Material provided
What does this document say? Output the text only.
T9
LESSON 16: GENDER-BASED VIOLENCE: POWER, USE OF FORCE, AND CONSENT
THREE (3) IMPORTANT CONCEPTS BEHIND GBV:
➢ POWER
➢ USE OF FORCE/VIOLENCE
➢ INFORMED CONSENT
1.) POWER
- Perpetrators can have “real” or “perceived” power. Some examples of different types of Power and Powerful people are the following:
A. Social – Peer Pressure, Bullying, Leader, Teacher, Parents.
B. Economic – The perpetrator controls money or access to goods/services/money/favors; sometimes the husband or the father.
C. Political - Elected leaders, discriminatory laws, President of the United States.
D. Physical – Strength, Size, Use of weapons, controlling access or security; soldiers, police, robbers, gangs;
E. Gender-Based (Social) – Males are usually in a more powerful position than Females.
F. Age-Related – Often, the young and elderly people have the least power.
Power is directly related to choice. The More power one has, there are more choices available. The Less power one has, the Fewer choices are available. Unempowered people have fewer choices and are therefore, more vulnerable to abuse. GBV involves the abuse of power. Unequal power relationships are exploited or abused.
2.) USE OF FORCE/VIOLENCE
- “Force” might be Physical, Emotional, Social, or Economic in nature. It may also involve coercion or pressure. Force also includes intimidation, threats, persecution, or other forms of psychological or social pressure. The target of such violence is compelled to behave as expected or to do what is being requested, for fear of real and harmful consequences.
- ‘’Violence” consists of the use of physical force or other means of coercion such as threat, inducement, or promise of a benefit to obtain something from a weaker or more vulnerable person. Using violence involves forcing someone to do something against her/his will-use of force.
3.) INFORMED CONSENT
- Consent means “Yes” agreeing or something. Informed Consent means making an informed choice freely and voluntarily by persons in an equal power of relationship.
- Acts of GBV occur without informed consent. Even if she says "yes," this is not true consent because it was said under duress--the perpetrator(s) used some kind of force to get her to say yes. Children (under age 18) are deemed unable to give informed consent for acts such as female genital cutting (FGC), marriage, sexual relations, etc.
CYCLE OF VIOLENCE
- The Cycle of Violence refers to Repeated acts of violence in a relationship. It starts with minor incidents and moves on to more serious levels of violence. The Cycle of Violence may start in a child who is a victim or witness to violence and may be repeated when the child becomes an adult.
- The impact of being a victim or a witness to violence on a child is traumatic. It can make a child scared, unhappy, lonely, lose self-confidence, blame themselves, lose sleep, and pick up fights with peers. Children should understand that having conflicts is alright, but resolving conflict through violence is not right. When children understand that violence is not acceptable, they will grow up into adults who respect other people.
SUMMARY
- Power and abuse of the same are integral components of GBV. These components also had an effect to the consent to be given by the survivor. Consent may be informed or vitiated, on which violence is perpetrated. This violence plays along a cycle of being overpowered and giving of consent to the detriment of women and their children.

Goal
Go through the data above and find the lines with the word "means". Copy each of those lines.

Reply
- ‘’Violence” consists of the use of physical force or other means of coercion such as threat, inducement, or promise of a benefit to obtain something from a weaker or more vulnerable person. Using violence involves forcing someone to do something against her/his will-use of force.
- Consent means “Yes” agreeing or something. Informed Consent means making an informed choice freely and voluntarily by persons in an equal power of relationship.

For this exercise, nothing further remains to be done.